[[ TEXT SHOWN, beginning ]]
Special ClassCopier instances:
DefaultClassCopiers
ClassCopier makeMapCopier( ClassCopierFactory ccf )
ClassCopier getIdentityCopier()
ClassCopier getErrorCopier()
ClassCopierFactory instances:
- A client may create a special ClassCopierFactory with arbitrary behavior.
- An ArrayClassCopierFactory that returns a ClassCopier for an array, and
null for non-array
- A OrdinaryClassCopierFactory that returns a ClassCopier for any Class,
and throws ReflectiveCopyException if it cannot create a ClassCopier.
- An ImmutableClassCopierFactory that returns an IdentityClassCopier if
the class is immutable (also has registration API).
- A CachingClassCopierFactory that maintains a cache of know ClassCopier
instances for particular classes (also has a registration API).
- PipelineCopierFactory:
- Does Caching -> Special (if present) -> Array -> Ordinary
- Updates cache if needed
- Provides API for:
- registration of know ClassCopier instances
- registration of immutable classes (go straight to cache)
- registration of optional special ClassCopierFactory
- passes itself to Array and Ordinary ClassCopierFactory instances
DefaultClassCopierFactories:
ClassCopierFactory makeCachingClassCopierFactory()
ClassCopierFactory makeArrayClassCopierFactory( ClassCopierFactory )
ClassCopierFactory makeOrdinaryClassCopierFactory( ClassCopierFactory )
The "Ordinary" ClassCopier
The basic idea of the ordinary ClassCopier is to create a new instance according
to the serialization rules, then somehow copy all of the non-static fields from
the old object to the new one. The field copying is done through an instance
of the ClassFieldCopier interface.
[[ TEXT SHOWN, end ]]
[[ STORED DATA, beginning ]]
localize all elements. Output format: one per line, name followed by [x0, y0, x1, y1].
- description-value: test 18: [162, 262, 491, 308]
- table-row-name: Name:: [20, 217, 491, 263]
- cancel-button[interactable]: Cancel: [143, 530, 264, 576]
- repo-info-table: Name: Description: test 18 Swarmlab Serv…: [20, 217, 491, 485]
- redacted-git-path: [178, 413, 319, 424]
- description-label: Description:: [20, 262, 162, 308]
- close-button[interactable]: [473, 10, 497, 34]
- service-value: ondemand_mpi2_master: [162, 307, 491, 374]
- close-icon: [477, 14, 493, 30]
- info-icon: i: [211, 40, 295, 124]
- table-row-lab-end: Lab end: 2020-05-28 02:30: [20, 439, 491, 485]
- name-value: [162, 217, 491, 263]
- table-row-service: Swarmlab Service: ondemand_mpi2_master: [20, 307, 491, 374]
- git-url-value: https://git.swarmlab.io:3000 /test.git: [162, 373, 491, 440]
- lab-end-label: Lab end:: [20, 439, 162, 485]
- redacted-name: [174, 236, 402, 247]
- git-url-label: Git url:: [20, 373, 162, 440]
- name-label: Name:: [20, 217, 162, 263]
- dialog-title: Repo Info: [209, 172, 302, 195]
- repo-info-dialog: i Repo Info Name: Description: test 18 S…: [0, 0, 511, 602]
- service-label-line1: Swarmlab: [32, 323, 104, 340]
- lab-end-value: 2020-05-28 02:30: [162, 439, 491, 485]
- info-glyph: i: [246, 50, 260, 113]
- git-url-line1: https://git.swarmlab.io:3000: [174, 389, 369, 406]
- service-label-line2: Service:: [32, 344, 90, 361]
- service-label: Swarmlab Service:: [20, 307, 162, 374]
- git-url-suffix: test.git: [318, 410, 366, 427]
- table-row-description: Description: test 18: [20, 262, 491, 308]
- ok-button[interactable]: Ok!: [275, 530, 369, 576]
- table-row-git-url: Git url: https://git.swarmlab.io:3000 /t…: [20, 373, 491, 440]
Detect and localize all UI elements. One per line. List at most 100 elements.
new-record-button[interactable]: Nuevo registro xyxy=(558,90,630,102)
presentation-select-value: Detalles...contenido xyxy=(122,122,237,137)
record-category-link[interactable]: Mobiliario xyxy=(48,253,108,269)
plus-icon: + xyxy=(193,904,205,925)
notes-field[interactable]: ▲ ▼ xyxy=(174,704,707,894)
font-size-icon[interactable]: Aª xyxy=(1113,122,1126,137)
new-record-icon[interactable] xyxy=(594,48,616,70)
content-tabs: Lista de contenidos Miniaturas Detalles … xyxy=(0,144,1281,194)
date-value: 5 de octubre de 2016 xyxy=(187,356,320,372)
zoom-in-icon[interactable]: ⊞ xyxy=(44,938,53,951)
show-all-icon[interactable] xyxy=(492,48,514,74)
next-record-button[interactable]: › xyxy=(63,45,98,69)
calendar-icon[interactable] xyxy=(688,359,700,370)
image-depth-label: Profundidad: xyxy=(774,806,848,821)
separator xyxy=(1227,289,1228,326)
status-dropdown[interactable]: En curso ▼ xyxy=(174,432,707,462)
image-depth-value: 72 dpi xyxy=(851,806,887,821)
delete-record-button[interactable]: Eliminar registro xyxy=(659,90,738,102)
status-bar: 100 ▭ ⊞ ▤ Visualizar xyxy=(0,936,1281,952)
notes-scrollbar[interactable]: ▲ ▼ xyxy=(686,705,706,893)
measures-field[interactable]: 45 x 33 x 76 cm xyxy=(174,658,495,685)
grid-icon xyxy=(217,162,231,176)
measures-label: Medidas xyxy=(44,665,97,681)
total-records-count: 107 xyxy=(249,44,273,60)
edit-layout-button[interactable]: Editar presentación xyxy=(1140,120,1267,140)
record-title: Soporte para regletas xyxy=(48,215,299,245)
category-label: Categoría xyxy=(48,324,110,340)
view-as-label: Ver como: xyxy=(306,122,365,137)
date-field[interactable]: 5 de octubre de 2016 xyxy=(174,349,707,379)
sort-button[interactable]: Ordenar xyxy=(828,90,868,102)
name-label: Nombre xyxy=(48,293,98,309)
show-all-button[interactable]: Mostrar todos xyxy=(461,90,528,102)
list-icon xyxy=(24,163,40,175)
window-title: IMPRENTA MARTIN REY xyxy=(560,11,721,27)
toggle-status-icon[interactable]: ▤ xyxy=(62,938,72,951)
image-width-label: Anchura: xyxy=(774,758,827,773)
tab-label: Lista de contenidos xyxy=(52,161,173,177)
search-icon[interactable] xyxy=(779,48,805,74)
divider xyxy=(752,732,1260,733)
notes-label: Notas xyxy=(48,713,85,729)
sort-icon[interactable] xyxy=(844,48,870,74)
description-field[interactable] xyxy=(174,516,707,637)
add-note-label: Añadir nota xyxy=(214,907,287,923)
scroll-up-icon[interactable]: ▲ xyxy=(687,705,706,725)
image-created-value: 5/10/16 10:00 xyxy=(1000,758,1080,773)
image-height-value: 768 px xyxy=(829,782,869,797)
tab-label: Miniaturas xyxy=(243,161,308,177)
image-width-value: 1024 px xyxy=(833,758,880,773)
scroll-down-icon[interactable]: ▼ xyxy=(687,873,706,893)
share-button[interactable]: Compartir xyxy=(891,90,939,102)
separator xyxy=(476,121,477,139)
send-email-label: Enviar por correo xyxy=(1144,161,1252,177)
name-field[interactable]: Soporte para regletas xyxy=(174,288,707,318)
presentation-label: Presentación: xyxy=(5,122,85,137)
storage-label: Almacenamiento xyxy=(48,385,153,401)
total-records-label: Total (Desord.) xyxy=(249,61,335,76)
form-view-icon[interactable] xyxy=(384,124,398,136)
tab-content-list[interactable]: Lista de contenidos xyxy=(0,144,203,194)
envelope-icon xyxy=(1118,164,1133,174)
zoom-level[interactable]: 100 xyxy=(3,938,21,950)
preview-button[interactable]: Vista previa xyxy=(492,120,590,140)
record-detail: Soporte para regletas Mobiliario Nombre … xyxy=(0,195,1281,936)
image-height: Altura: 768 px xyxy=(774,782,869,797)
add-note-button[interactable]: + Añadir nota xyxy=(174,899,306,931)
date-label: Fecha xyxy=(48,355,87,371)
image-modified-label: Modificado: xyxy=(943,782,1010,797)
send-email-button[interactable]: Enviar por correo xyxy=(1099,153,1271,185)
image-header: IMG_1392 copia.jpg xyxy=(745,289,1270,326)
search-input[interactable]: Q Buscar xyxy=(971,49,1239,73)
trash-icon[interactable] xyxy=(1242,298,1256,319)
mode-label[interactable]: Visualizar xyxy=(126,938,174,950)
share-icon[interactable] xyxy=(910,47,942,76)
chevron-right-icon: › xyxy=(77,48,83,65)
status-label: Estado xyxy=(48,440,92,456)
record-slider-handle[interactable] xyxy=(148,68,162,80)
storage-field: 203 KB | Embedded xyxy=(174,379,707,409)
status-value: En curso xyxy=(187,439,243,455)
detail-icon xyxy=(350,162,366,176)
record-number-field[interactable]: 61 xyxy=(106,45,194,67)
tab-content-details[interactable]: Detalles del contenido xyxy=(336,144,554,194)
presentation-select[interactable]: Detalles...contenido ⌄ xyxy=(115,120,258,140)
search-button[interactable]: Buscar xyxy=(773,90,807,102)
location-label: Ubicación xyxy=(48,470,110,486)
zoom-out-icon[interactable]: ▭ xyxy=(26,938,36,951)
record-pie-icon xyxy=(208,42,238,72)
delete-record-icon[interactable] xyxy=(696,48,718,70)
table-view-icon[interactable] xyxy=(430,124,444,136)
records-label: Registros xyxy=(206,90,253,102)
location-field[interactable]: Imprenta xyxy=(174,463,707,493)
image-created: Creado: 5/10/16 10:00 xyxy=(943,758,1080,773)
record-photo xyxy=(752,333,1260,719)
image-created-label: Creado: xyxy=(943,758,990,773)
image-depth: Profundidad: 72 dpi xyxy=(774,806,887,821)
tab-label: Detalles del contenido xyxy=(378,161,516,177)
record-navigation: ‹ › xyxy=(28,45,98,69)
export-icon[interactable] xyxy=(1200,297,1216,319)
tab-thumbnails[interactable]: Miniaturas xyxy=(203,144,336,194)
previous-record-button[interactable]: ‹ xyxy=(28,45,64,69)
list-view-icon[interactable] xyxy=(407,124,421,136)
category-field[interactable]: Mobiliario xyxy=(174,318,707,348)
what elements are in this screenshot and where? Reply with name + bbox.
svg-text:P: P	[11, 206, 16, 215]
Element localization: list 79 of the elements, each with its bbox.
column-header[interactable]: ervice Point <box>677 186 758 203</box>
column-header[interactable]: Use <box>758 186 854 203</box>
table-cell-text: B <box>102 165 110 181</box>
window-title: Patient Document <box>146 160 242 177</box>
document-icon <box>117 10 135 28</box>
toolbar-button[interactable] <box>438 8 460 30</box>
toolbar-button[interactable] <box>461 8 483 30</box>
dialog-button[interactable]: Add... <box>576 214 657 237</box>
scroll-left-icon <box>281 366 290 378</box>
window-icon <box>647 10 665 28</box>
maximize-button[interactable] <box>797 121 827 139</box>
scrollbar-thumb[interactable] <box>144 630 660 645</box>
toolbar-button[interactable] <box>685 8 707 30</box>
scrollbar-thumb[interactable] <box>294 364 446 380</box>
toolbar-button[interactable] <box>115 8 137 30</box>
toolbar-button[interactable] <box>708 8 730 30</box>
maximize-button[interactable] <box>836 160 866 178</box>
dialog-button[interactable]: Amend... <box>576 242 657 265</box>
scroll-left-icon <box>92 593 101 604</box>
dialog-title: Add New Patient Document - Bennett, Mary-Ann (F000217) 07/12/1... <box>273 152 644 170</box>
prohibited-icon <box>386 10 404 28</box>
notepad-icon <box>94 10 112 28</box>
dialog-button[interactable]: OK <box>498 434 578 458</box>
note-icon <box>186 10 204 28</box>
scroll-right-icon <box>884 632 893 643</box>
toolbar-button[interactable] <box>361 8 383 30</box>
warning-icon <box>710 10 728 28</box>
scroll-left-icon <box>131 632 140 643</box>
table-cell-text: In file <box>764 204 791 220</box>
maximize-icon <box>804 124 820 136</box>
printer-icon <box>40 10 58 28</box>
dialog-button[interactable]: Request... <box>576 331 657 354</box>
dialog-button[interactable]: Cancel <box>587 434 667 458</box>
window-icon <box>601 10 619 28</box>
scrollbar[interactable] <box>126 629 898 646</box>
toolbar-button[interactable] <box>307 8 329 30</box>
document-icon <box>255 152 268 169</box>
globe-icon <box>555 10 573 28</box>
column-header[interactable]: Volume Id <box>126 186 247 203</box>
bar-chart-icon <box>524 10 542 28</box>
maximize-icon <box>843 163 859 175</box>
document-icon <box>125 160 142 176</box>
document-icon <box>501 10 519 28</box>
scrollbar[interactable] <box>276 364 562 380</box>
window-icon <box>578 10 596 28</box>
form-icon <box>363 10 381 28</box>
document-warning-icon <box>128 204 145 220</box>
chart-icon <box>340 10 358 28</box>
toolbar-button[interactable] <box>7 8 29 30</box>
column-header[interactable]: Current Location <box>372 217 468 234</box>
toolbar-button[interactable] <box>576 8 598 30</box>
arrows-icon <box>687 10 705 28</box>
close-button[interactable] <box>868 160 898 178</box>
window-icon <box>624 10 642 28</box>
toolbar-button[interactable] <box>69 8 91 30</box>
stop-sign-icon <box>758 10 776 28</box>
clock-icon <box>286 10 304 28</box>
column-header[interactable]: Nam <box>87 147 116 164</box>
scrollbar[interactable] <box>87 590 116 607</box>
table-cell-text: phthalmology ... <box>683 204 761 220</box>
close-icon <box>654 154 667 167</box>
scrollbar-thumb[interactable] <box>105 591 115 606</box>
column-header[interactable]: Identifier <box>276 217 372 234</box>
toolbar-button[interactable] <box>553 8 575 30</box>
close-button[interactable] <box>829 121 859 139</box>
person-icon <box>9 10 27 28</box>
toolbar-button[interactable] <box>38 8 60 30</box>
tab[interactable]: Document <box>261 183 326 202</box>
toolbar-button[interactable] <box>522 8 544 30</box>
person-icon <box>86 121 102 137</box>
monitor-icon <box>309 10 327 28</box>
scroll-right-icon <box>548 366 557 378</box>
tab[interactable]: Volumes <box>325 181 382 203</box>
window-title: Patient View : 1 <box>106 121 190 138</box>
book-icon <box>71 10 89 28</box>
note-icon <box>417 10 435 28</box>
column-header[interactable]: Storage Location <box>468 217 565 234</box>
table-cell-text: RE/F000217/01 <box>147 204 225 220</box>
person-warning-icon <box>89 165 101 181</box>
[[ STORED DATA, end ]]
WORK INSTRUCTION:
Can you extract the stretch of the ClassCopier notes from "- registration of optional" through "makeArrayClassCopierFactory( ClassCopierFactory )", word for word?

COMPLETED EXERCISE:
- registration of optional special ClassCopierFactory
- passes itself to Array and Ordinary ClassCopierFactory instances
DefaultClassCopierFactories:
ClassCopierFactory makeCachingClassCopierFactory()
ClassCopierFactory makeArrayClassCopierFactory( ClassCopierFactory )